### Written exercise
Check each line of the data for "JSON" and select those that have it.

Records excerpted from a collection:
--- Begin ---

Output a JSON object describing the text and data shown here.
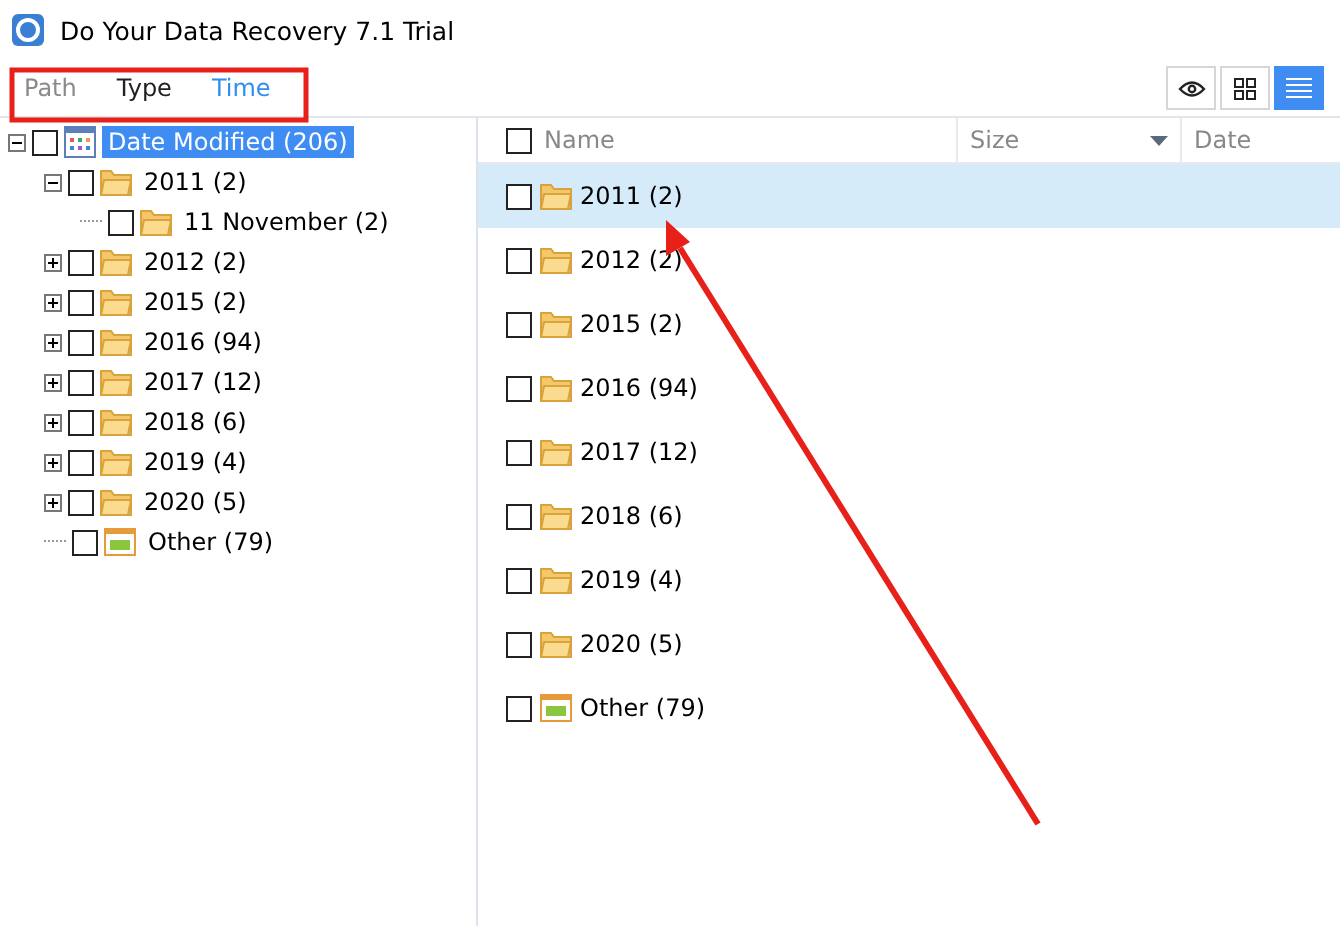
{
  "window": {
    "title": "Do Your Data Recovery 7.1 Trial"
  },
  "tabs": [
    {
      "label": "Path",
      "selected": false,
      "disabled": true
    },
    {
      "label": "Type",
      "selected": false,
      "disabled": false
    },
    {
      "label": "Time",
      "selected": true,
      "disabled": false
    }
  ],
  "view_buttons": [
    {
      "kind": "preview",
      "selected": false
    },
    {
      "kind": "grid",
      "selected": false
    },
    {
      "kind": "list",
      "selected": true
    }
  ],
  "tree": [
    {
      "label": "Date Modified (206)",
      "kind": "calendar",
      "expanded": true,
      "checked": false,
      "selected": true,
      "children": [
        {
          "label": "2011 (2)",
          "kind": "folder",
          "expanded": true,
          "checked": false,
          "selected": false,
          "children": [
            {
              "label": "11 November (2)",
              "kind": "folder",
              "checked": false,
              "selected": false
            }
          ]
        },
        {
          "label": "2012 (2)",
          "kind": "folder",
          "expanded": false,
          "checked": false,
          "selected": false
        },
        {
          "label": "2015 (2)",
          "kind": "folder",
          "expanded": false,
          "checked": false,
          "selected": false
        },
        {
          "label": "2016 (94)",
          "kind": "folder",
          "expanded": false,
          "checked": false,
          "selected": false
        },
        {
          "label": "2017 (12)",
          "kind": "folder",
          "expanded": false,
          "checked": false,
          "selected": false
        },
        {
          "label": "2018 (6)",
          "kind": "folder",
          "expanded": false,
          "checked": false,
          "selected": false
        },
        {
          "label": "2019 (4)",
          "kind": "folder",
          "expanded": false,
          "checked": false,
          "selected": false
        },
        {
          "label": "2020 (5)",
          "kind": "folder",
          "expanded": false,
          "checked": false,
          "selected": false
        },
        {
          "label": "Other (79)",
          "kind": "other",
          "checked": false,
          "selected": false
        }
      ]
    }
  ],
  "table": {
    "select_all_checked": false,
    "columns": [
      "Name",
      "Size",
      "Date"
    ],
    "rows": [
      {
        "name": "2011 (2)",
        "kind": "folder",
        "checked": false,
        "selected": true
      },
      {
        "name": "2012 (2)",
        "kind": "folder",
        "checked": false,
        "selected": false
      },
      {
        "name": "2015 (2)",
        "kind": "folder",
        "checked": false,
        "selected": false
      },
      {
        "name": "2016 (94)",
        "kind": "folder",
        "checked": false,
        "selected": false
      },
      {
        "name": "2017 (12)",
        "kind": "folder",
        "checked": false,
        "selected": false
      },
      {
        "name": "2018 (6)",
        "kind": "folder",
        "checked": false,
        "selected": false
      },
      {
        "name": "2019 (4)",
        "kind": "folder",
        "checked": false,
        "selected": false
      },
      {
        "name": "2020 (5)",
        "kind": "folder",
        "checked": false,
        "selected": false
      },
      {
        "name": "Other (79)",
        "kind": "other",
        "checked": false,
        "selected": false
      }
    ]
  }
}
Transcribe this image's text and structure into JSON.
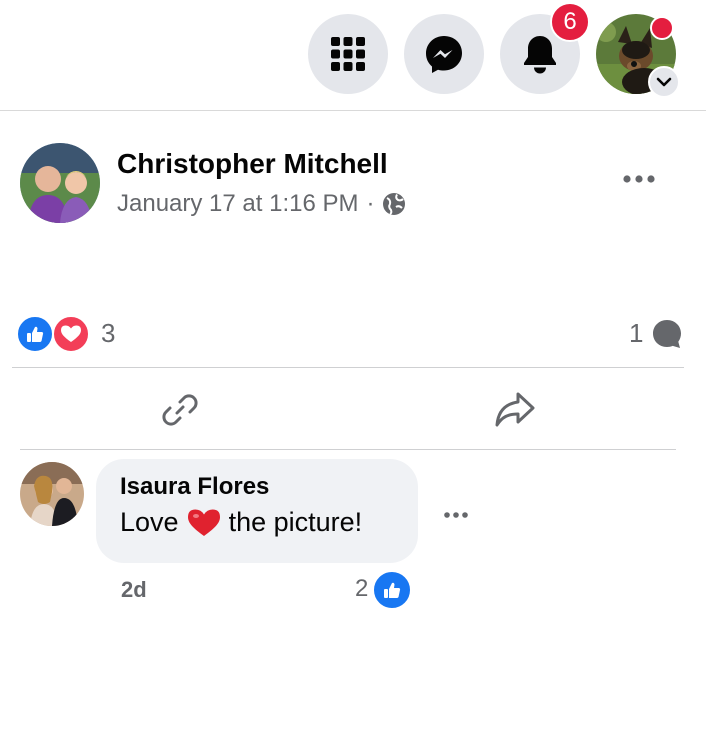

--- End ---

### Exercise solution
Output a JSON object describing the text and data shown here.
Transcribe this image's text and structure into JSON.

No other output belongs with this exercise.